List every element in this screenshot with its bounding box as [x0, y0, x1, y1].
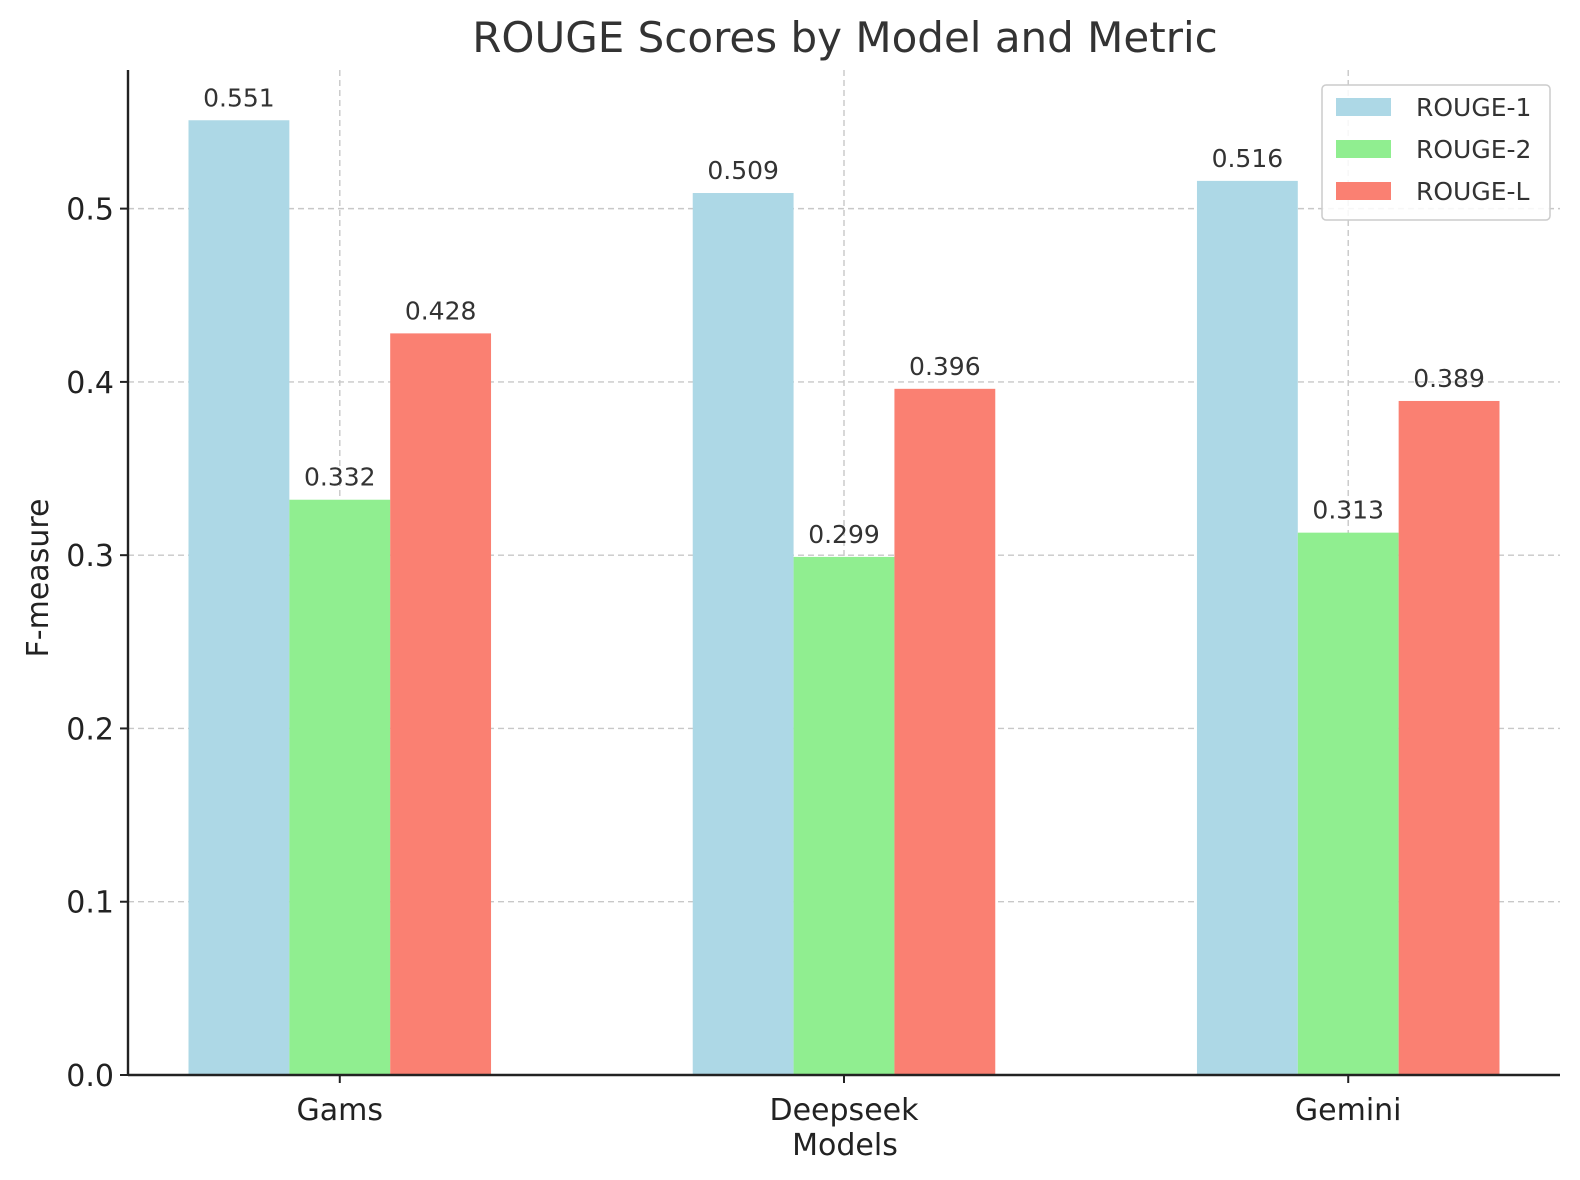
bar-rouge-2-deepseek	[793, 556, 895, 1075]
x-tick-label-deepseek: Deepseek	[770, 1093, 920, 1128]
bar-value-label: 0.389	[1413, 364, 1485, 393]
legend-swatch-rouge-2	[1336, 140, 1391, 158]
bar-rouge-l-gemini	[1398, 400, 1500, 1075]
legend: ROUGE-1 ROUGE-2 ROUGE-L	[1321, 84, 1551, 221]
y-tick-label: 0.4	[66, 366, 114, 401]
bar-rouge-l-gams	[390, 333, 492, 1076]
x-tick-label-gams: Gams	[297, 1093, 383, 1128]
bar-rouge-l-deepseek	[894, 388, 996, 1075]
bar-rouge-2-gemini	[1297, 532, 1399, 1075]
bar-rouge-2-gams	[289, 499, 391, 1076]
bar-value-label: 0.299	[808, 520, 880, 549]
bar-value-label: 0.509	[707, 156, 779, 185]
x-tick-label-gemini: Gemini	[1295, 1093, 1402, 1128]
bar-value-label: 0.516	[1212, 144, 1284, 173]
y-axis-label: F-measure	[21, 499, 56, 658]
bar-value-label: 0.313	[1312, 496, 1384, 525]
x-axis-label: Models	[792, 1128, 898, 1163]
y-tick-label: 0.3	[66, 539, 114, 574]
chart-title: ROUGE Scores by Model and Metric	[472, 13, 1218, 62]
y-tick-label: 0.0	[66, 1059, 114, 1094]
legend-label-rouge-2: ROUGE-2	[1416, 135, 1531, 164]
bar-value-label: 0.551	[203, 83, 275, 112]
bar-rouge-1-deepseek	[692, 193, 794, 1075]
y-tick-label: 0.2	[66, 712, 114, 747]
legend-swatch-rouge-l	[1336, 182, 1391, 200]
ticks-layer: 0.0 0.1 0.2 0.3 0.4 0.5 Gams Deepseek Gemini	[66, 193, 1401, 1128]
bar-value-label: 0.396	[909, 352, 981, 381]
bars-layer	[188, 120, 1500, 1076]
bar-value-label: 0.428	[405, 296, 477, 325]
bar-value-label: 0.332	[304, 463, 376, 492]
legend-label-rouge-1: ROUGE-1	[1416, 93, 1531, 122]
y-tick-label: 0.1	[66, 886, 114, 921]
legend-swatch-rouge-1	[1336, 98, 1391, 116]
bar-rouge-1-gemini	[1196, 180, 1298, 1075]
y-tick-label: 0.5	[66, 193, 114, 228]
bar-labels-layer: 0.551 0.509 0.516 0.332 0.299 0.313 0.428 0.396…	[203, 83, 1485, 549]
legend-label-rouge-l: ROUGE-L	[1416, 177, 1530, 206]
bar-rouge-1-gams	[188, 120, 290, 1075]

★ ★ ★ ★ ★

## Your task
Copy the records above word for word, omitting the pictures.

## Expected answer
List every element in this screenshot with its bounding box as [x0, y0, x1, y1].
bar-rouge-2-deepseek	[793, 556, 895, 1075]
x-tick-label-deepseek: Deepseek	[770, 1093, 920, 1128]
bar-value-label: 0.389	[1413, 364, 1485, 393]
legend-swatch-rouge-2	[1336, 140, 1391, 158]
bar-rouge-l-gemini	[1398, 400, 1500, 1075]
legend: ROUGE-1 ROUGE-2 ROUGE-L	[1321, 84, 1551, 221]
y-tick-label: 0.4	[66, 366, 114, 401]
bar-rouge-l-gams	[390, 333, 492, 1076]
x-tick-label-gams: Gams	[297, 1093, 383, 1128]
bar-rouge-l-deepseek	[894, 388, 996, 1075]
bar-rouge-2-gemini	[1297, 532, 1399, 1075]
bar-rouge-2-gams	[289, 499, 391, 1076]
bar-value-label: 0.299	[808, 520, 880, 549]
bar-value-label: 0.509	[707, 156, 779, 185]
x-tick-label-gemini: Gemini	[1295, 1093, 1402, 1128]
bar-value-label: 0.516	[1212, 144, 1284, 173]
y-axis-label: F-measure	[21, 499, 56, 658]
bar-value-label: 0.313	[1312, 496, 1384, 525]
x-axis-label: Models	[792, 1128, 898, 1163]
y-tick-label: 0.3	[66, 539, 114, 574]
chart-title: ROUGE Scores by Model and Metric	[472, 13, 1218, 62]
y-tick-label: 0.0	[66, 1059, 114, 1094]
legend-label-rouge-2: ROUGE-2	[1416, 135, 1531, 164]
bar-value-label: 0.551	[203, 83, 275, 112]
bar-rouge-1-deepseek	[692, 193, 794, 1075]
y-tick-label: 0.2	[66, 712, 114, 747]
legend-swatch-rouge-l	[1336, 182, 1391, 200]
ticks-layer: 0.0 0.1 0.2 0.3 0.4 0.5 Gams Deepseek Gemini	[66, 193, 1401, 1128]
bar-value-label: 0.396	[909, 352, 981, 381]
bars-layer	[188, 120, 1500, 1076]
bar-value-label: 0.428	[405, 296, 477, 325]
bar-value-label: 0.332	[304, 463, 376, 492]
legend-label-rouge-1: ROUGE-1	[1416, 93, 1531, 122]
y-tick-label: 0.1	[66, 886, 114, 921]
legend-swatch-rouge-1	[1336, 98, 1391, 116]
bar-rouge-1-gemini	[1196, 180, 1298, 1075]
y-tick-label: 0.5	[66, 193, 114, 228]
bar-labels-layer: 0.551 0.509 0.516 0.332 0.299 0.313 0.428 0.396…	[203, 83, 1485, 549]
legend-label-rouge-l: ROUGE-L	[1416, 177, 1530, 206]
bar-rouge-1-gams	[188, 120, 290, 1075]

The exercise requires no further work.